= Aim of the exercise =
Your task is to gather the lines below that hold the string "Command".

= Supplied material =
* * *
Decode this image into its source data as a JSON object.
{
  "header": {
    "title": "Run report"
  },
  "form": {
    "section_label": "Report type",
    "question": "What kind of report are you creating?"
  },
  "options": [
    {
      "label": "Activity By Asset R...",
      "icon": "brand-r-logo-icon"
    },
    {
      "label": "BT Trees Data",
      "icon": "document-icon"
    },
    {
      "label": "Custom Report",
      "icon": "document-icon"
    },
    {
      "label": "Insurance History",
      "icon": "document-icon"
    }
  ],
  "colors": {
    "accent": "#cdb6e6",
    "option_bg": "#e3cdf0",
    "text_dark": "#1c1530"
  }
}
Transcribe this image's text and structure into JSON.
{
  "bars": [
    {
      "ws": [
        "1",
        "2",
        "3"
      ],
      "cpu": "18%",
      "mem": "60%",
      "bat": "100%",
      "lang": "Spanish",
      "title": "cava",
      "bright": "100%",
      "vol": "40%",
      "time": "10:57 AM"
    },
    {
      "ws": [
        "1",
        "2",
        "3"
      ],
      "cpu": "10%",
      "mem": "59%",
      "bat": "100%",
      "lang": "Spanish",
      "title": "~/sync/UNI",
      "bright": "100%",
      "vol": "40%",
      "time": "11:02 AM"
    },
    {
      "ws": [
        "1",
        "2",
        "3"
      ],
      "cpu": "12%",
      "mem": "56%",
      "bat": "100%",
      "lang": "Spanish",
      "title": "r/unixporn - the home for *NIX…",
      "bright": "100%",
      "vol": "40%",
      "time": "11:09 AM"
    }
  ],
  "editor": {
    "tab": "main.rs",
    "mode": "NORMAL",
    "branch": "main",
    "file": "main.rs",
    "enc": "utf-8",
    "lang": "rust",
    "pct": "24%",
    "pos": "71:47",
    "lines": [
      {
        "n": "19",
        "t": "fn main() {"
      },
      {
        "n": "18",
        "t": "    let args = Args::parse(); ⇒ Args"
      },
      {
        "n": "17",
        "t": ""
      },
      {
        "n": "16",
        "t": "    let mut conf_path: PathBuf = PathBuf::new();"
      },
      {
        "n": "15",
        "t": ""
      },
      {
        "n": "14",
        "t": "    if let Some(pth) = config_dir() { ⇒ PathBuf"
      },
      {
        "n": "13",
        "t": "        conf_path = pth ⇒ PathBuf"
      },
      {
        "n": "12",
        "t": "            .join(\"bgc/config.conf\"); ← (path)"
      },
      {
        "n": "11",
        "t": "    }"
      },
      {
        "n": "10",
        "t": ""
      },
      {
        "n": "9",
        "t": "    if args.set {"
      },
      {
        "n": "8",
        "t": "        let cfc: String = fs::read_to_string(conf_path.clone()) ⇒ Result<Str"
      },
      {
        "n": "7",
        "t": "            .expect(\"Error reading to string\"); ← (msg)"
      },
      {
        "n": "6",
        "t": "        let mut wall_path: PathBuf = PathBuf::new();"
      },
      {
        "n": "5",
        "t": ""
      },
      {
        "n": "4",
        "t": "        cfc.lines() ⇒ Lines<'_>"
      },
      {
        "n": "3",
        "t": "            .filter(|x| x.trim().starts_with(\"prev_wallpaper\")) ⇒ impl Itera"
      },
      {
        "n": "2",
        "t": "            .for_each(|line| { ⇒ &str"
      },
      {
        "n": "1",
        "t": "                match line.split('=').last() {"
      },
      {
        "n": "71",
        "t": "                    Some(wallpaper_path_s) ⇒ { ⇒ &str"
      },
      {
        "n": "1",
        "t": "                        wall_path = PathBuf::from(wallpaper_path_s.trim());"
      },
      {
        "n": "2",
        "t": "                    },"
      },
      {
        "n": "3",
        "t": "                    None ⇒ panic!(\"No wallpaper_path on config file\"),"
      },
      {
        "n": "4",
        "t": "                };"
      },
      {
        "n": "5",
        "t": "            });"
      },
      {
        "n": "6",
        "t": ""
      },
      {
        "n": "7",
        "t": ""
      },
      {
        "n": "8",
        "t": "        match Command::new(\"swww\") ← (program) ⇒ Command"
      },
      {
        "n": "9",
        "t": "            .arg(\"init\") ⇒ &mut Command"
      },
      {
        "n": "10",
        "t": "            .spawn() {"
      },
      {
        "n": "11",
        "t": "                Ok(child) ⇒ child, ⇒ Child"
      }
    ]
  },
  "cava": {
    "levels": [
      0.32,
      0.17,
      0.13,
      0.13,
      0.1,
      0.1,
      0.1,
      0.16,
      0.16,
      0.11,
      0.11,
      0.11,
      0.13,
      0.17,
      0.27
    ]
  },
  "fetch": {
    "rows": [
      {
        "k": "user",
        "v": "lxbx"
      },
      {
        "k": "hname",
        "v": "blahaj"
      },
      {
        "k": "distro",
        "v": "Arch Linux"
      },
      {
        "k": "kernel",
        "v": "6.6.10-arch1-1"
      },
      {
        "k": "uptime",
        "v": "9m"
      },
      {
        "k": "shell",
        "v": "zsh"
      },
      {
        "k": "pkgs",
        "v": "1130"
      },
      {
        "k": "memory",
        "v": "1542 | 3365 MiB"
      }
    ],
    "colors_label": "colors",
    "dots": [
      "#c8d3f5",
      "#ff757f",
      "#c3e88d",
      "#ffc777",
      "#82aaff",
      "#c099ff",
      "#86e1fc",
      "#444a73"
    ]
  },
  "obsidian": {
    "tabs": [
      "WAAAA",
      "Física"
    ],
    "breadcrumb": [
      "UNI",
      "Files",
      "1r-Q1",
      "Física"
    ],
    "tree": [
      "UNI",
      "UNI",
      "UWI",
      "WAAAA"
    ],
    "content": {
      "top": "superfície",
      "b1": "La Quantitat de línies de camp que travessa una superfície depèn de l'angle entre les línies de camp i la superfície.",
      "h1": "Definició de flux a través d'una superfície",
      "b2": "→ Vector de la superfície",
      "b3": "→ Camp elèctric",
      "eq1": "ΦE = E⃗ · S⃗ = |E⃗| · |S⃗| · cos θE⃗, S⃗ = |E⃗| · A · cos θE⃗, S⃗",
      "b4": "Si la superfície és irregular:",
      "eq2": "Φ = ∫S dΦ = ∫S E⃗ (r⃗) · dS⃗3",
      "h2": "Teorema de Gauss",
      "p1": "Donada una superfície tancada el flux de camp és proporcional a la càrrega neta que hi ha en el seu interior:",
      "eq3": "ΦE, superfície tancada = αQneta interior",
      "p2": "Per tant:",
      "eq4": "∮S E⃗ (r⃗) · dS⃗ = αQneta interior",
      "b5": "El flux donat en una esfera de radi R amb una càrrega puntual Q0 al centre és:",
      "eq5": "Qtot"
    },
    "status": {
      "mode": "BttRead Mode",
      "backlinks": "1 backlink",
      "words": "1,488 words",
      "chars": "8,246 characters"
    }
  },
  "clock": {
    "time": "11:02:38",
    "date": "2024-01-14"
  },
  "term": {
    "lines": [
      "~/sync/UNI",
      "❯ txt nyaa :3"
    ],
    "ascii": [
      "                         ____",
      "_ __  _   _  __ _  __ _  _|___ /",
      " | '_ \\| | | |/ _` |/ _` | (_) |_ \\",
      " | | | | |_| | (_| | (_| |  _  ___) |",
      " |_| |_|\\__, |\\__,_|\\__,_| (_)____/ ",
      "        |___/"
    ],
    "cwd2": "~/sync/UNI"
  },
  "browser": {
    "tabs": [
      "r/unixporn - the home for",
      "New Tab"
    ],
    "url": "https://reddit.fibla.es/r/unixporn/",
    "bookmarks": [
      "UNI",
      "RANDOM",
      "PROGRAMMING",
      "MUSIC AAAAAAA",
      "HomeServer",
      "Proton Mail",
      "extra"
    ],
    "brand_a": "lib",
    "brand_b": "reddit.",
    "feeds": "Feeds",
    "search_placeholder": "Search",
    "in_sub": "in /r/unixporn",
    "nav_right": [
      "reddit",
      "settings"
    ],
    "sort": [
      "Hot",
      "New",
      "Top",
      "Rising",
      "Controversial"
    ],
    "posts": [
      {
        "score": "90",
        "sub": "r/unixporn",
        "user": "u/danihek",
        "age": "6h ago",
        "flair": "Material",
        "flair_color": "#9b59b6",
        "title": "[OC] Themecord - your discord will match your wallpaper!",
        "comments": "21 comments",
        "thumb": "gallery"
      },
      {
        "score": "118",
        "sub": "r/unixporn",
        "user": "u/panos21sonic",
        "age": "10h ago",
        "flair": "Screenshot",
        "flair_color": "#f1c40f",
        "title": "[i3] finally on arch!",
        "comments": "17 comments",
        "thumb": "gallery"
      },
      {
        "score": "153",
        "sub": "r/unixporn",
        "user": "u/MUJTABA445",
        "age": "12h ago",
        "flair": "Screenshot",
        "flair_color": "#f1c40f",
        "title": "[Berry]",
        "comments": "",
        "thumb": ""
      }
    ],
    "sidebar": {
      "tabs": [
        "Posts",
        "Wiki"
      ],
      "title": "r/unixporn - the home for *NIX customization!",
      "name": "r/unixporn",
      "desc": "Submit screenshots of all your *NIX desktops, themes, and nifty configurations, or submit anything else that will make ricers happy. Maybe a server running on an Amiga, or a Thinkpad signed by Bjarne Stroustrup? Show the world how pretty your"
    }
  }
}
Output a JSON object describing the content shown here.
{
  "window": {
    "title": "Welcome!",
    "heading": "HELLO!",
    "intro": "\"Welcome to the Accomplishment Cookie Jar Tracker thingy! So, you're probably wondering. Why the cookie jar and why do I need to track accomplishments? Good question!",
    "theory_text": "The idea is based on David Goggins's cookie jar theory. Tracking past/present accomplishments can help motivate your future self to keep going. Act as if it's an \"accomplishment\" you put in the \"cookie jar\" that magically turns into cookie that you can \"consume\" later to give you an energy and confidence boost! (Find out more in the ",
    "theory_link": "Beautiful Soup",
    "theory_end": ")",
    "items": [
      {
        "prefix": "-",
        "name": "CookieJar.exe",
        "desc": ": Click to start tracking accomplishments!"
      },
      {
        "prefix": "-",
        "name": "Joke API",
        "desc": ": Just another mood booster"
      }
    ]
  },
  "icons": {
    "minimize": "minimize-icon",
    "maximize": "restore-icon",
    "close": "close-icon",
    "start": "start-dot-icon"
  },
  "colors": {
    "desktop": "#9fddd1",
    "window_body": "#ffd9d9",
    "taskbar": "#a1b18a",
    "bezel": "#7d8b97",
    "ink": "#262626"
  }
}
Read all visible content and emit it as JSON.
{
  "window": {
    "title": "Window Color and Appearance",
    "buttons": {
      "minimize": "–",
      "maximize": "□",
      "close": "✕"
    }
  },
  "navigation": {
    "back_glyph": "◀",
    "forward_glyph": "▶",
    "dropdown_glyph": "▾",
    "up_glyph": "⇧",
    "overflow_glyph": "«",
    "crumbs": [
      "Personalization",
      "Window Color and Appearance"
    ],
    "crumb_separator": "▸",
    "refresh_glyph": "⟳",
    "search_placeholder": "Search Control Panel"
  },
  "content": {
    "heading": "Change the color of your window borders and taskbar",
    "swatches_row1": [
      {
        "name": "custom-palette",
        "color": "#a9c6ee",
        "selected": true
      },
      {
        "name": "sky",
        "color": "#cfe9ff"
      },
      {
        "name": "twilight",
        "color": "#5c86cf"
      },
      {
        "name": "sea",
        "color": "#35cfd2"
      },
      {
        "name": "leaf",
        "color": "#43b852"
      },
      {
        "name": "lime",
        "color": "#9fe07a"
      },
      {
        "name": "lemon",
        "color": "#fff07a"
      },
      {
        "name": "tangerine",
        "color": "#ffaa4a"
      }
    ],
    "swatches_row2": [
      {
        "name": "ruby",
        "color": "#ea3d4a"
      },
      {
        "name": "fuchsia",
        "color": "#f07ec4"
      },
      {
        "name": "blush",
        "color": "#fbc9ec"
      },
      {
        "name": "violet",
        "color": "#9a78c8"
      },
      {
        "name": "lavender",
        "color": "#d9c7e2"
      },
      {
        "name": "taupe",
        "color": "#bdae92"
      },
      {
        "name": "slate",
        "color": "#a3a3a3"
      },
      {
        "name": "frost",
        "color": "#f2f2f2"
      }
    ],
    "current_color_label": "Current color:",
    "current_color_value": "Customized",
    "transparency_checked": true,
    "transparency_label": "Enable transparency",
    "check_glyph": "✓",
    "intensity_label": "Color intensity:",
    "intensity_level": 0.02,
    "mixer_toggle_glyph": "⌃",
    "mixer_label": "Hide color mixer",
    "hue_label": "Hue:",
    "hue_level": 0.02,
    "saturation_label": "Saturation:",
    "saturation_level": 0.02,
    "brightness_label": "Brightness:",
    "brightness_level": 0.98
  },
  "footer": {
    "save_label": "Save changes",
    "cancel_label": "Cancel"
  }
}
* * *
= Output for this task =
        "t": "        match Command::new(\"swww\") ← (program) ⇒ Command"
        "t": "            .arg(\"init\") ⇒ &mut Command"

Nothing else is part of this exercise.